:: Exercise ::
Skip the images and copy each record exactly as written.

┄┄┄┄┄┄┄┄┄┄┄┄┄┄┄┄┄┄┄┄

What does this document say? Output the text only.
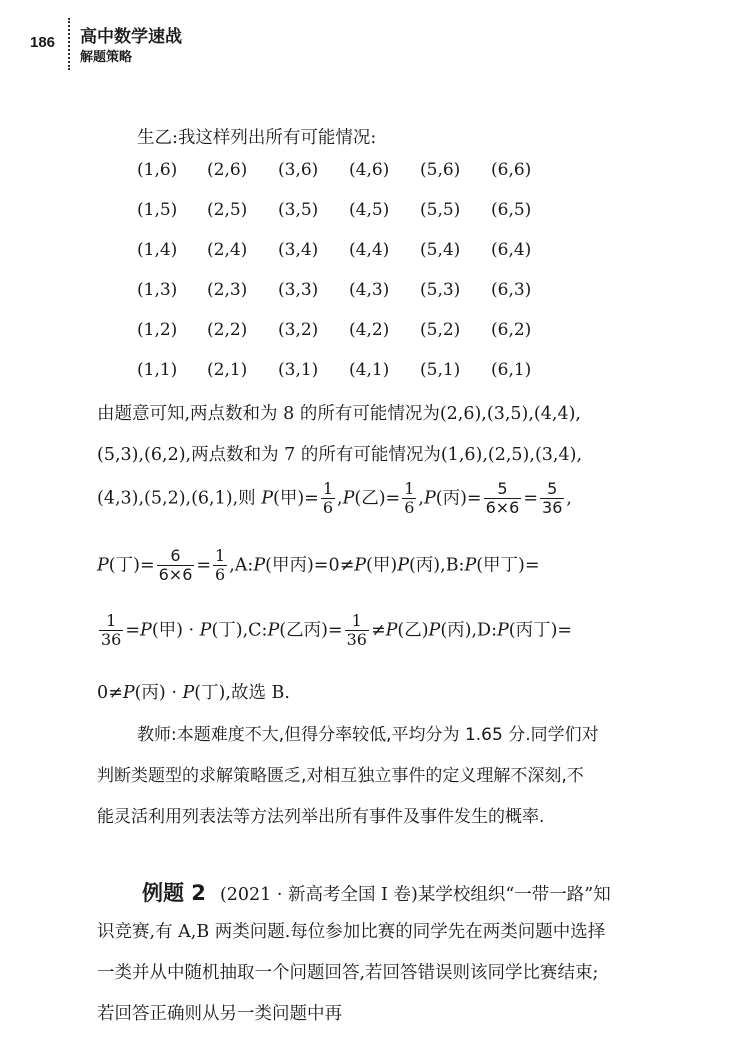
186 高中数学速战
解题策略
生乙:我这样列出所有可能情况:
(1,6) (2,6) (3,6) (4,6) (5,6) (6,6)
(1,5) (2,5) (3,5) (4,5) (5,5) (6,5)
(1,4) (2,4) (3,4) (4,4) (5,4) (6,4)
(1,3) (2,3) (3,3) (4,3) (5,3) (6,3)
(1,2) (2,2) (3,2) (4,2) (5,2) (6,2)
(1,1) (2,1) (3,1) (4,1) (5,1) (6,1)
由题意可知,两点数和为 8 的所有可能情况为(2,6),(3,5),(4,4),
(5,3),(6,2),两点数和为 7 的所有可能情况为(1,6),(2,5),(3,4),
(4,3),(5,2),(6,1),则 P(甲)= $\frac{1}{6} ,P$(乙)= $\frac{1}{6} ,P$(丙)= $\frac{5}{6\times 6} = \frac{5}{36}$ ,
P(丁)= $\frac{6}{6\times 6} = \frac{1}{6}$ ,A:P(甲丙)=0≠P(甲)P(丙),B:P(甲丁)=
$\frac{1}{36} =P$(甲) · P(丁),C:P(乙丙)= $\frac{1}{36} \ne P$(乙)P(丙),D:P(丙丁)=
0≠P(丙) · P(丁),故选 B.
教师:本题难度不大,但得分率较低,平均分为 1.65 分.同学们对
判断类题型的求解策略匮乏,对相互独立事件的定义理解不深刻,不
能灵活利用列表法等方法列举出所有事件及事件发生的概率.
例题 2 (2021 · 新高考全国 Ⅰ 卷)某学校组织“一带一路”知
识竞赛,有 A,B 两类问题.每位参加比赛的同学先在两类问题中选择
一类并从中随机抽取一个问题回答,若回答错误则该同学比赛结束;
若回答正确则从另一类问题中再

┄┄┄┄┄┄┄┄┄┄┄┄┄┄┄┄┄┄┄┄

:: In response ::
What does this document say? Output the text only.
186 高中数学速战
解题策略
生乙:我这样列出所有可能情况:
(1,6) (2,6) (3,6) (4,6) (5,6) (6,6)
(1,5) (2,5) (3,5) (4,5) (5,5) (6,5)
(1,4) (2,4) (3,4) (4,4) (5,4) (6,4)
(1,3) (2,3) (3,3) (4,3) (5,3) (6,3)
(1,2) (2,2) (3,2) (4,2) (5,2) (6,2)
(1,1) (2,1) (3,1) (4,1) (5,1) (6,1)
由题意可知,两点数和为 8 的所有可能情况为(2,6),(3,5),(4,4),
(5,3),(6,2),两点数和为 7 的所有可能情况为(1,6),(2,5),(3,4),
(4,3),(5,2),(6,1),则 P(甲)= $\frac{1}{6} ,P$(乙)= $\frac{1}{6} ,P$(丙)= $\frac{5}{6\times 6} = \frac{5}{36}$ ,
P(丁)= $\frac{6}{6\times 6} = \frac{1}{6}$ ,A:P(甲丙)=0≠P(甲)P(丙),B:P(甲丁)=
$\frac{1}{36} =P$(甲) · P(丁),C:P(乙丙)= $\frac{1}{36} \ne P$(乙)P(丙),D:P(丙丁)=
0≠P(丙) · P(丁),故选 B.
教师:本题难度不大,但得分率较低,平均分为 1.65 分.同学们对
判断类题型的求解策略匮乏,对相互独立事件的定义理解不深刻,不
能灵活利用列表法等方法列举出所有事件及事件发生的概率.
例题 2 (2021 · 新高考全国 Ⅰ 卷)某学校组织“一带一路”知
识竞赛,有 A,B 两类问题.每位参加比赛的同学先在两类问题中选择
一类并从中随机抽取一个问题回答,若回答错误则该同学比赛结束;
若回答正确则从另一类问题中再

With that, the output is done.